GOAL OF THE EXERCISE: Identify and pull out each line of the entries in which "message" occurs.

THE INPUT:
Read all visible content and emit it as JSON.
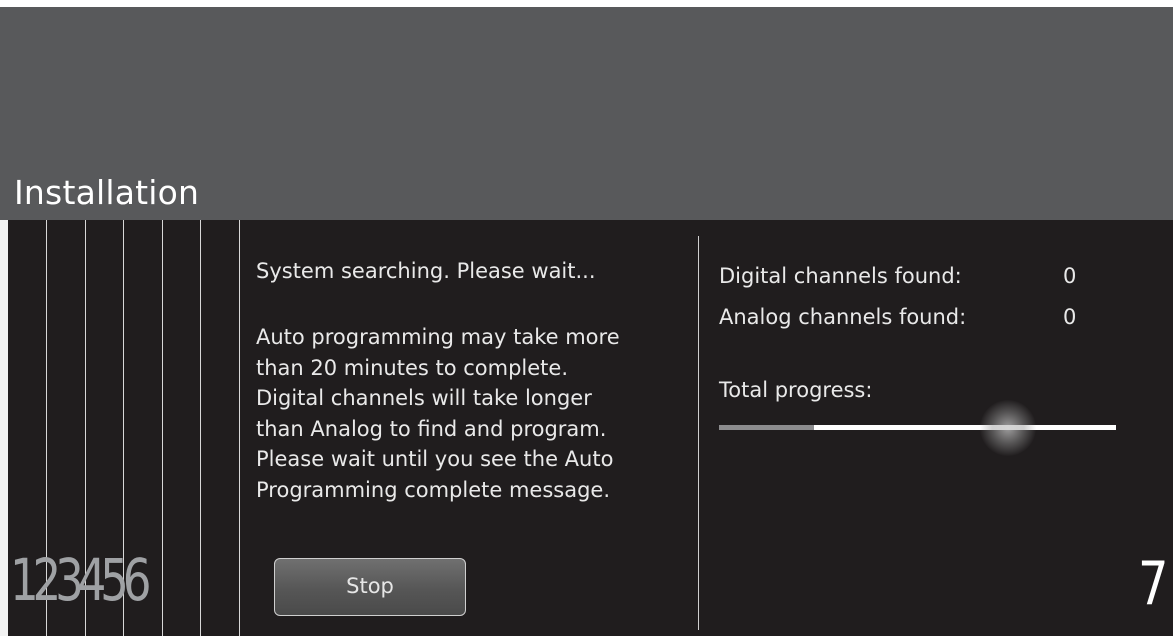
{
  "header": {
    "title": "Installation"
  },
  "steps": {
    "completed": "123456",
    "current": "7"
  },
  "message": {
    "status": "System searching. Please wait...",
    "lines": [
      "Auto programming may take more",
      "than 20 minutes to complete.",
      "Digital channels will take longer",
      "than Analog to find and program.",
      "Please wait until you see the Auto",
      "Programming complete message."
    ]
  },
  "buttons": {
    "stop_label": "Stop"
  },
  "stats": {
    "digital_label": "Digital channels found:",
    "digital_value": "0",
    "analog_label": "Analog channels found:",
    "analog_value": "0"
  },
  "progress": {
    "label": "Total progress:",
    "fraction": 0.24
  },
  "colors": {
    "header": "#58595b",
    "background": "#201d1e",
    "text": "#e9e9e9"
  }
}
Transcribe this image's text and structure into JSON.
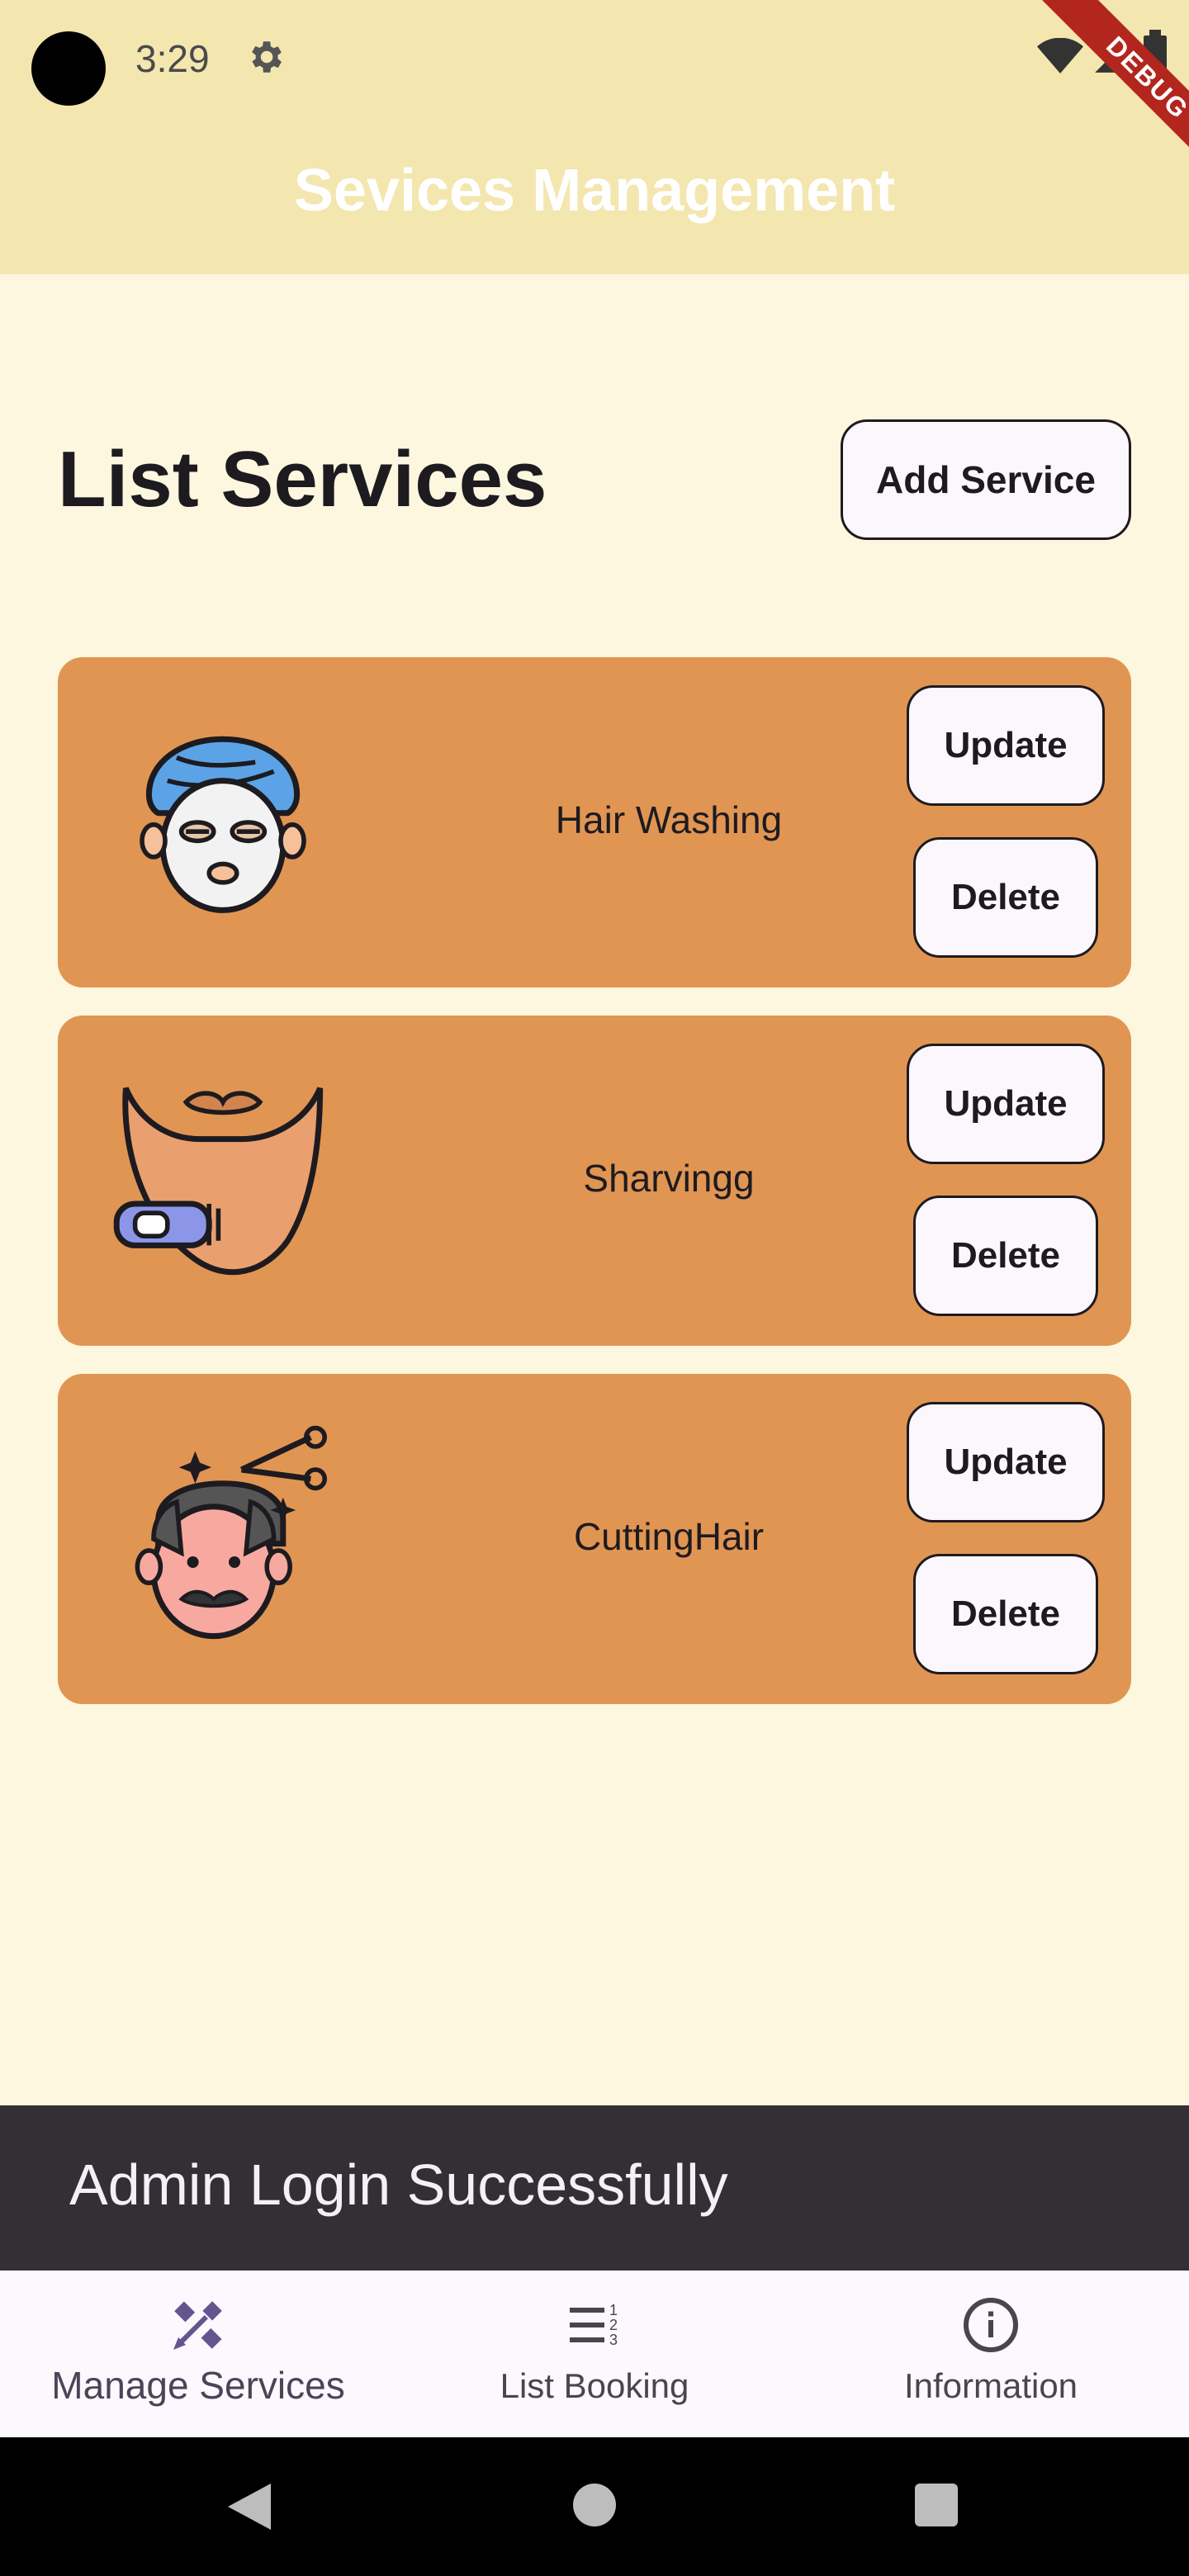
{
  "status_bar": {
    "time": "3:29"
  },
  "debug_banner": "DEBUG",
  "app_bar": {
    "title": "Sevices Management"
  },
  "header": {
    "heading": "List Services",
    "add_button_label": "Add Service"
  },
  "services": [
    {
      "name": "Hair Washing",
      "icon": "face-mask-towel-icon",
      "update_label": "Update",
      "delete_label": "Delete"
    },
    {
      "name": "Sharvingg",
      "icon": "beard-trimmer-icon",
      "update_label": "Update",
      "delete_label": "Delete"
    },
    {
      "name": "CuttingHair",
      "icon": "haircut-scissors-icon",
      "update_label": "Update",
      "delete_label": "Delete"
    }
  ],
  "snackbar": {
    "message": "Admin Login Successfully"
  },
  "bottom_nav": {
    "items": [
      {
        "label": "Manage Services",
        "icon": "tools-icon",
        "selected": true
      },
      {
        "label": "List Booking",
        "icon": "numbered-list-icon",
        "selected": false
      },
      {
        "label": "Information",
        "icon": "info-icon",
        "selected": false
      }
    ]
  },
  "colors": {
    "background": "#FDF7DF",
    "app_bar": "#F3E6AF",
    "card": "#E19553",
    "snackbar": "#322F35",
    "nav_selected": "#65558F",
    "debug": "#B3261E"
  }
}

TASK OUTPUT:
  "message": {
      "Programming complete message."
    "message": "Admin Login Successfully"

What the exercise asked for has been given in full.